## [Task to carry out]
Format the rows below as a numbered list with blank lines omitted, covering only the stretch that begins with the line containing "x-tick-label: 2021 xyxy=(1133,764,1186,791)" and ends with the line containing "data-point xyxy=(752,655,769,672)", both included.
*** Data section
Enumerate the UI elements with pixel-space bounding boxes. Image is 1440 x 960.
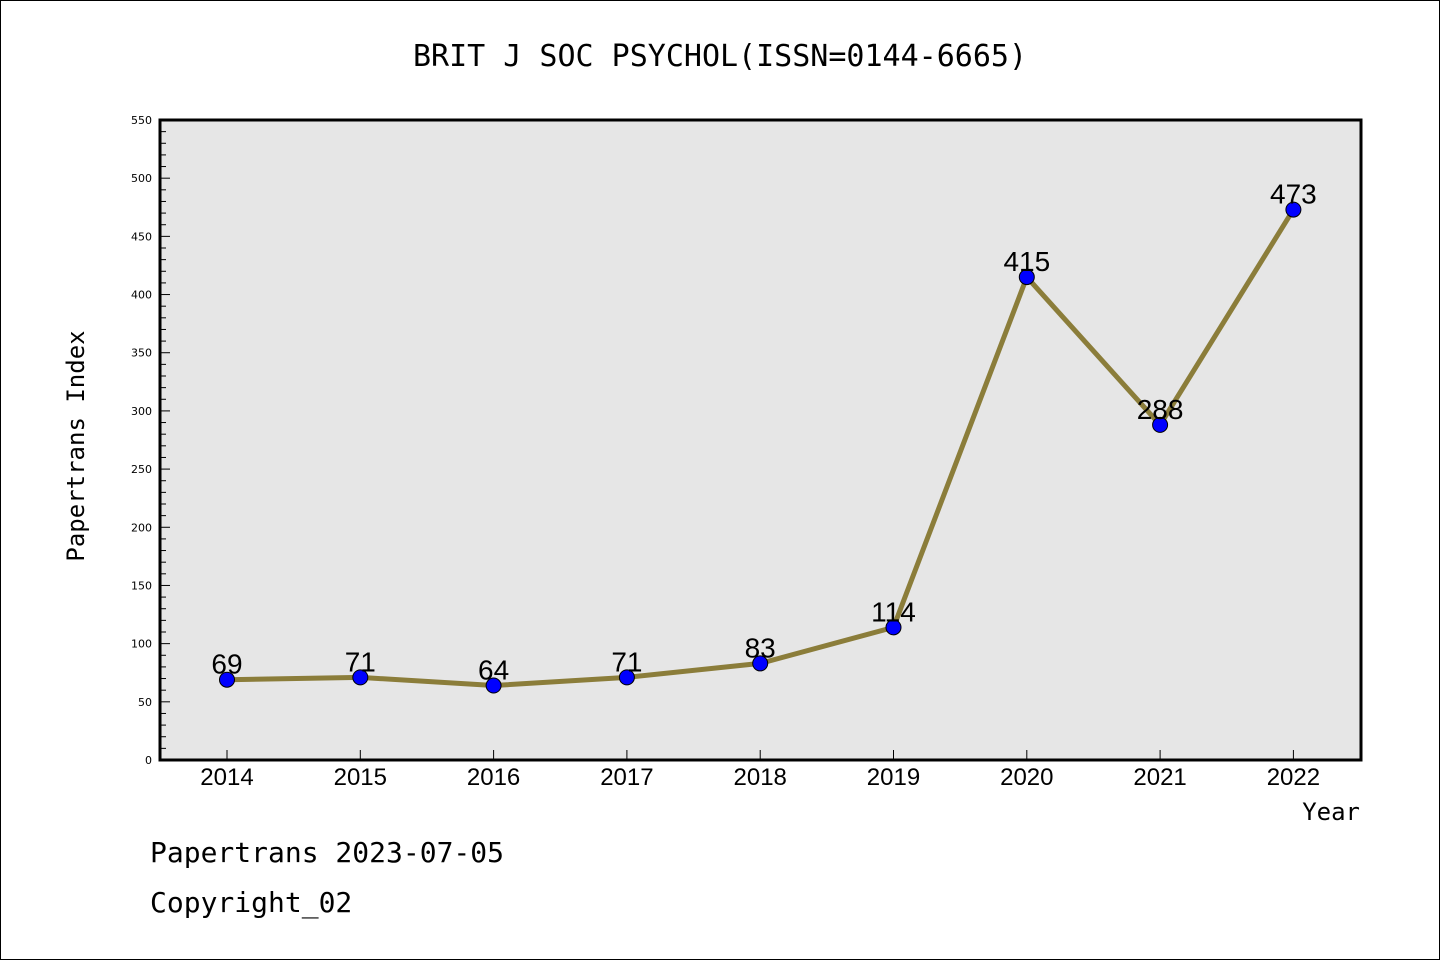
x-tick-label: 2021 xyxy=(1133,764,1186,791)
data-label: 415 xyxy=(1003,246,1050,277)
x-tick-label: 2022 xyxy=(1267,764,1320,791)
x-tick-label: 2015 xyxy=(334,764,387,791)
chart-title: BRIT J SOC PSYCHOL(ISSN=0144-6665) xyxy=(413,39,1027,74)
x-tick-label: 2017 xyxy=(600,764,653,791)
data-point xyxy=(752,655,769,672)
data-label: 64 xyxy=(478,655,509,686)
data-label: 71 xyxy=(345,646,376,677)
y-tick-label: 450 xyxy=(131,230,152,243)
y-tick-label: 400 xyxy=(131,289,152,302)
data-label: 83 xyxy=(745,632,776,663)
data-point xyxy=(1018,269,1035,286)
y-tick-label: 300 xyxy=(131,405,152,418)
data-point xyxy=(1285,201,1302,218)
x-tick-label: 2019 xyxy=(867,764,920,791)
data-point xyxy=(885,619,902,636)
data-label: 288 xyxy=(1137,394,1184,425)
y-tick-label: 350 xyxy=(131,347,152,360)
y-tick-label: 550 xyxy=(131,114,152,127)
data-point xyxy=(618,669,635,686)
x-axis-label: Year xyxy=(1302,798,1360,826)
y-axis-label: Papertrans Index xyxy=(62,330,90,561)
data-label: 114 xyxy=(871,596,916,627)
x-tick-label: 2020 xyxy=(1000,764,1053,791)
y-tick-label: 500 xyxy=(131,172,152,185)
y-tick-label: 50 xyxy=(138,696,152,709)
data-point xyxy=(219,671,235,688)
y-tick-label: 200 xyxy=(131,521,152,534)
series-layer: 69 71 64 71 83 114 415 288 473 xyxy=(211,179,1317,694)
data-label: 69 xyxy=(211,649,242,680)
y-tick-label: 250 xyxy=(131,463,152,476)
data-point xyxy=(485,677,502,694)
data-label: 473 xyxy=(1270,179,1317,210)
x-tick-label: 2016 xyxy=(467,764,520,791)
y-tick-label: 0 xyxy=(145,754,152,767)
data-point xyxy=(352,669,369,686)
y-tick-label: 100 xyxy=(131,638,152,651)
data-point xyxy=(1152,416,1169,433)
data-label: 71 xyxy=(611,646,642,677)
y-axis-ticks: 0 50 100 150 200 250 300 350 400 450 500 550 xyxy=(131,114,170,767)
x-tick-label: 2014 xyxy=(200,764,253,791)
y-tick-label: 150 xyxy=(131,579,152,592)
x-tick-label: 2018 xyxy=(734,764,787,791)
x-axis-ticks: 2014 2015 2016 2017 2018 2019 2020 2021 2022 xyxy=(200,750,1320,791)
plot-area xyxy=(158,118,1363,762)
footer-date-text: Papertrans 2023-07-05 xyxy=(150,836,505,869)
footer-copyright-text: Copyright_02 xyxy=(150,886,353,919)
******
## [Output for this exercise]
1. x-tick-label: 2021 xyxy=(1133,764,1186,791)
2. data-label: 415 xyxy=(1003,246,1050,277)
3. x-tick-label: 2022 xyxy=(1267,764,1320,791)
4. x-tick-label: 2015 xyxy=(334,764,387,791)
5. chart-title: BRIT J SOC PSYCHOL(ISSN=0144-6665) xyxy=(413,39,1027,74)
6. x-tick-label: 2017 xyxy=(600,764,653,791)
7. data-point xyxy=(752,655,769,672)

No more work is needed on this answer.